> [WRITTEN REQUEST]:
Gather all lines in the entries below that include the word "Thomas".

start

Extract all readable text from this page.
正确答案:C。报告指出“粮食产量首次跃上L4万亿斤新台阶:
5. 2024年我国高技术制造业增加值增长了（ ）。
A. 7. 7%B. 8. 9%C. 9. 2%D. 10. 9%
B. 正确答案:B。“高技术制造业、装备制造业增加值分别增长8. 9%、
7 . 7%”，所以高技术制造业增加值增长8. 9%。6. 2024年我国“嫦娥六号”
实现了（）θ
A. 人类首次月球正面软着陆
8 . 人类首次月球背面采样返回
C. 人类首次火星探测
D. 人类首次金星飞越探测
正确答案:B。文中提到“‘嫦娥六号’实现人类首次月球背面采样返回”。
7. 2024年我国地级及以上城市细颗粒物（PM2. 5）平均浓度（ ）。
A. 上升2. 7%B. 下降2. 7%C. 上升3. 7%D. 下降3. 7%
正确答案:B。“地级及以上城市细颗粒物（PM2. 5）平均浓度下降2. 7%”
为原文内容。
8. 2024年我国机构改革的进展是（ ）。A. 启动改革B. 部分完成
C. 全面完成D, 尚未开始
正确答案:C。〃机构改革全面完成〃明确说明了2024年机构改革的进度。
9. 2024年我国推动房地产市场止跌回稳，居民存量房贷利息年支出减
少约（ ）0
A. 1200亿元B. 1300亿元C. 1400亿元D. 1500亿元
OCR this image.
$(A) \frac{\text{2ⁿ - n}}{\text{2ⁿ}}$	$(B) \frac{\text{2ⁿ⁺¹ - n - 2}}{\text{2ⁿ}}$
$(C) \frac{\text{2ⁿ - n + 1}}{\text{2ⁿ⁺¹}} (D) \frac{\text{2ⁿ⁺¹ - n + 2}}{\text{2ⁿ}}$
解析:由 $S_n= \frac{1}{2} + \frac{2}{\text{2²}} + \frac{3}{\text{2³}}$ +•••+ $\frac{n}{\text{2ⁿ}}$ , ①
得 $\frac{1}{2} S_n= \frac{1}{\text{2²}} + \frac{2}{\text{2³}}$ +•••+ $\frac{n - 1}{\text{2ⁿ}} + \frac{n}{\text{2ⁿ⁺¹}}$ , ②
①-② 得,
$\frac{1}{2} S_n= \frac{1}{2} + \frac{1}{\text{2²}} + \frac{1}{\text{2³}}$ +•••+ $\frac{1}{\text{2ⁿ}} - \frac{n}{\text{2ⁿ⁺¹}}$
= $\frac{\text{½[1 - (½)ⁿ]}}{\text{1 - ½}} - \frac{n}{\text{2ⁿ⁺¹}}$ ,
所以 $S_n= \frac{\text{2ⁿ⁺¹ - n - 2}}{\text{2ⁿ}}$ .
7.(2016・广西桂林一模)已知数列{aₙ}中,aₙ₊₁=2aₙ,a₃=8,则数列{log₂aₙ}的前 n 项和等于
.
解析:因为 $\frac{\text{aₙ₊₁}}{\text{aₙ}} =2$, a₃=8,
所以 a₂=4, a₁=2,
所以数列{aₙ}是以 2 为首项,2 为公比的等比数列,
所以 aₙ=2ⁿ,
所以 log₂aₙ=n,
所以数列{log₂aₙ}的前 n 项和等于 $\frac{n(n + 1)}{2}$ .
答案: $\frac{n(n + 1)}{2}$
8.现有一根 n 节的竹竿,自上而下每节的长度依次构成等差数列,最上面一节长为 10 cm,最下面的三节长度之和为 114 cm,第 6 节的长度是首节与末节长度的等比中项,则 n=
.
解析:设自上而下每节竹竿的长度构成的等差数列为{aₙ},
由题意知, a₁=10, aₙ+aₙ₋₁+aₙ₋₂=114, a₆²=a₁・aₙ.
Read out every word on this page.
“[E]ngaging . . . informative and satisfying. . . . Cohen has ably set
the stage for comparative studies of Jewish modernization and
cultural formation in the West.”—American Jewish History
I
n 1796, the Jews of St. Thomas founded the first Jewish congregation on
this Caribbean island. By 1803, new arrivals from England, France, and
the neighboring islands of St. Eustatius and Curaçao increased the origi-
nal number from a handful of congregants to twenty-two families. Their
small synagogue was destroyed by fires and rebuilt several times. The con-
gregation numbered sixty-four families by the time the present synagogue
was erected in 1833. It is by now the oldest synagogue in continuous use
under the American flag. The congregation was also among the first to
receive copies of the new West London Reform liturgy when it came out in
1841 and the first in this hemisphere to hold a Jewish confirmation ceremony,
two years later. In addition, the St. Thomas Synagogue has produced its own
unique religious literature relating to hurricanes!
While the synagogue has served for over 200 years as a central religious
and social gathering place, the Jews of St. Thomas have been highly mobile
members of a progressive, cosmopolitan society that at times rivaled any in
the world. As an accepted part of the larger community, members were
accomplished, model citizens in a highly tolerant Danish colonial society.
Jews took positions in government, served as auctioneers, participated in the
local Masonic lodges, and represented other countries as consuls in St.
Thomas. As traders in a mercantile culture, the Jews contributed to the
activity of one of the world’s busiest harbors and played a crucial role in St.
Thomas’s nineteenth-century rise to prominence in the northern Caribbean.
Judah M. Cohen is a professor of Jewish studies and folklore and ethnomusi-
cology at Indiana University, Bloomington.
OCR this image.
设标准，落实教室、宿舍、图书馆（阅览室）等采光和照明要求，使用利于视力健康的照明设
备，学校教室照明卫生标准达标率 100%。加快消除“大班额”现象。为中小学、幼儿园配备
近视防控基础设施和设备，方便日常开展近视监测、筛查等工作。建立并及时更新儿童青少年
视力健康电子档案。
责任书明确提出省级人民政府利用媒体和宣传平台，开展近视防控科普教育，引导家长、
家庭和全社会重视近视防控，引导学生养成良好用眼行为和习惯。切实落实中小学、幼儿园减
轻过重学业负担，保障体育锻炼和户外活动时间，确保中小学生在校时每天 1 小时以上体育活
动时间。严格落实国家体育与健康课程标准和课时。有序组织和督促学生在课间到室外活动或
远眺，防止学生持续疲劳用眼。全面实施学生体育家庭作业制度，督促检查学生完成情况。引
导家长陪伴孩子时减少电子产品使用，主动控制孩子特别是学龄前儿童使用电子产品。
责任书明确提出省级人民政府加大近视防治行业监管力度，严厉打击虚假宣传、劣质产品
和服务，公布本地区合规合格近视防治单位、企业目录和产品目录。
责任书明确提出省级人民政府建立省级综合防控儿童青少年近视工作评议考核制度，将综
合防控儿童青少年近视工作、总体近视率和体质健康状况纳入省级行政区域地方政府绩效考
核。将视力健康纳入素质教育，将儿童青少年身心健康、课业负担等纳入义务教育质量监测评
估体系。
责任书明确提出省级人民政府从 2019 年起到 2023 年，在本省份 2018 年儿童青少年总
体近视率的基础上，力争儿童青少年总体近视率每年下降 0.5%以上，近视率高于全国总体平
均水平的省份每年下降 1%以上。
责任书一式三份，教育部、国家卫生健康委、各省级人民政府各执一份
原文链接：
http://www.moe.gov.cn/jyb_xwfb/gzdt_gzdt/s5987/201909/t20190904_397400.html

end

> [CORRECT OUTPUT]:
n 1796, the Jews of St. Thomas founded the first Jewish congregation on
two years later. In addition, the St. Thomas Synagogue has produced its own
and social gathering place, the Jews of St. Thomas have been highly mobile
Thomas. As traders in a mercantile culture, the Jews contributed to the
Thomas’s nineteenth-century rise to prominence in the northern Caribbean.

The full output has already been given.